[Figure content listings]

^^^^

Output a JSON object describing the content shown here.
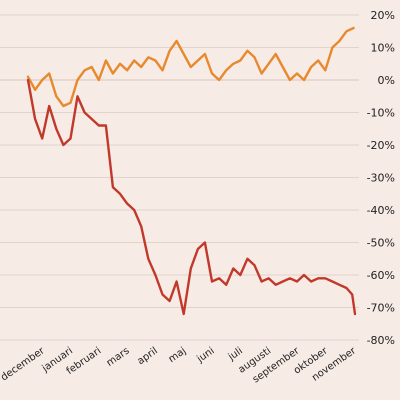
{
  "chart_data": {
    "type": "line",
    "title": "",
    "xlabel": "",
    "ylabel": "",
    "x_unit": "month_index",
    "xlim": [
      0,
      11.55
    ],
    "ylim": [
      -80,
      20
    ],
    "yticks": [
      20,
      10,
      0,
      -10,
      -20,
      -30,
      -40,
      -50,
      -60,
      -70,
      -80
    ],
    "ytick_labels": [
      "20%",
      "10%",
      "0%",
      "-10%",
      "-20%",
      "-30%",
      "-40%",
      "-50%",
      "-60%",
      "-70%",
      "-80%"
    ],
    "x_tick_labels": [
      "december",
      "januari",
      "februari",
      "mars",
      "april",
      "maj",
      "juni",
      "juli",
      "augusti",
      "september",
      "oktober",
      "november"
    ],
    "grid": true,
    "legend": "none",
    "series": [
      {
        "color": "#e8892e",
        "x": [
          0,
          0.25,
          0.5,
          0.75,
          1.0,
          1.25,
          1.5,
          1.75,
          2.0,
          2.25,
          2.5,
          2.75,
          3.0,
          3.25,
          3.5,
          3.75,
          4.0,
          4.25,
          4.5,
          4.75,
          5.0,
          5.25,
          5.5,
          5.75,
          6.0,
          6.25,
          6.5,
          6.75,
          7.0,
          7.25,
          7.5,
          7.75,
          8.0,
          8.25,
          8.5,
          8.75,
          9.0,
          9.25,
          9.5,
          9.75,
          10.0,
          10.25,
          10.5,
          10.75,
          11.0,
          11.25,
          11.5
        ],
        "values": [
          1,
          -3,
          0,
          2,
          -5,
          -8,
          -7,
          0,
          3,
          4,
          0,
          6,
          2,
          5,
          3,
          6,
          4,
          7,
          6,
          3,
          9,
          12,
          8,
          4,
          6,
          8,
          2,
          0,
          3,
          5,
          6,
          9,
          7,
          2,
          5,
          8,
          4,
          0,
          2,
          0,
          4,
          6,
          3,
          10,
          12,
          15,
          16
        ]
      },
      {
        "color": "#c0392b",
        "x": [
          0,
          0.25,
          0.5,
          0.75,
          1.0,
          1.25,
          1.5,
          1.75,
          2.0,
          2.25,
          2.5,
          2.75,
          3.0,
          3.25,
          3.5,
          3.75,
          4.0,
          4.25,
          4.5,
          4.75,
          5.0,
          5.25,
          5.5,
          5.75,
          6.0,
          6.25,
          6.5,
          6.75,
          7.0,
          7.25,
          7.5,
          7.75,
          8.0,
          8.25,
          8.5,
          8.75,
          9.0,
          9.25,
          9.5,
          9.75,
          10.0,
          10.25,
          10.5,
          10.75,
          11.0,
          11.25,
          11.45,
          11.55
        ],
        "values": [
          0,
          -12,
          -18,
          -8,
          -15,
          -20,
          -18,
          -5,
          -10,
          -12,
          -14,
          -14,
          -33,
          -35,
          -38,
          -40,
          -45,
          -55,
          -60,
          -66,
          -68,
          -62,
          -72,
          -58,
          -52,
          -50,
          -62,
          -61,
          -63,
          -58,
          -60,
          -55,
          -57,
          -62,
          -61,
          -63,
          -62,
          -61,
          -62,
          -60,
          -62,
          -61,
          -61,
          -62,
          -63,
          -64,
          -66,
          -72
        ]
      }
    ]
  }
}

^^^^

Job =>
All of the lines above should be retyped precisely, apart from the pictures.

Answer to this exercise =>
Output a JSON object describing the content shown here.
{
  "chart_data": {
    "type": "line",
    "title": "",
    "xlabel": "",
    "ylabel": "",
    "x_unit": "month_index",
    "xlim": [
      0,
      11.55
    ],
    "ylim": [
      -80,
      20
    ],
    "yticks": [
      20,
      10,
      0,
      -10,
      -20,
      -30,
      -40,
      -50,
      -60,
      -70,
      -80
    ],
    "ytick_labels": [
      "20%",
      "10%",
      "0%",
      "-10%",
      "-20%",
      "-30%",
      "-40%",
      "-50%",
      "-60%",
      "-70%",
      "-80%"
    ],
    "x_tick_labels": [
      "december",
      "januari",
      "februari",
      "mars",
      "april",
      "maj",
      "juni",
      "juli",
      "augusti",
      "september",
      "oktober",
      "november"
    ],
    "grid": true,
    "legend": "none",
    "series": [
      {
        "color": "#e8892e",
        "x": [
          0,
          0.25,
          0.5,
          0.75,
          1.0,
          1.25,
          1.5,
          1.75,
          2.0,
          2.25,
          2.5,
          2.75,
          3.0,
          3.25,
          3.5,
          3.75,
          4.0,
          4.25,
          4.5,
          4.75,
          5.0,
          5.25,
          5.5,
          5.75,
          6.0,
          6.25,
          6.5,
          6.75,
          7.0,
          7.25,
          7.5,
          7.75,
          8.0,
          8.25,
          8.5,
          8.75,
          9.0,
          9.25,
          9.5,
          9.75,
          10.0,
          10.25,
          10.5,
          10.75,
          11.0,
          11.25,
          11.5
        ],
        "values": [
          1,
          -3,
          0,
          2,
          -5,
          -8,
          -7,
          0,
          3,
          4,
          0,
          6,
          2,
          5,
          3,
          6,
          4,
          7,
          6,
          3,
          9,
          12,
          8,
          4,
          6,
          8,
          2,
          0,
          3,
          5,
          6,
          9,
          7,
          2,
          5,
          8,
          4,
          0,
          2,
          0,
          4,
          6,
          3,
          10,
          12,
          15,
          16
        ]
      },
      {
        "color": "#c0392b",
        "x": [
          0,
          0.25,
          0.5,
          0.75,
          1.0,
          1.25,
          1.5,
          1.75,
          2.0,
          2.25,
          2.5,
          2.75,
          3.0,
          3.25,
          3.5,
          3.75,
          4.0,
          4.25,
          4.5,
          4.75,
          5.0,
          5.25,
          5.5,
          5.75,
          6.0,
          6.25,
          6.5,
          6.75,
          7.0,
          7.25,
          7.5,
          7.75,
          8.0,
          8.25,
          8.5,
          8.75,
          9.0,
          9.25,
          9.5,
          9.75,
          10.0,
          10.25,
          10.5,
          10.75,
          11.0,
          11.25,
          11.45,
          11.55
        ],
        "values": [
          0,
          -12,
          -18,
          -8,
          -15,
          -20,
          -18,
          -5,
          -10,
          -12,
          -14,
          -14,
          -33,
          -35,
          -38,
          -40,
          -45,
          -55,
          -60,
          -66,
          -68,
          -62,
          -72,
          -58,
          -52,
          -50,
          -62,
          -61,
          -63,
          -58,
          -60,
          -55,
          -57,
          -62,
          -61,
          -63,
          -62,
          -61,
          -62,
          -60,
          -62,
          -61,
          -61,
          -62,
          -63,
          -64,
          -66,
          -72
        ]
      }
    ]
  }
}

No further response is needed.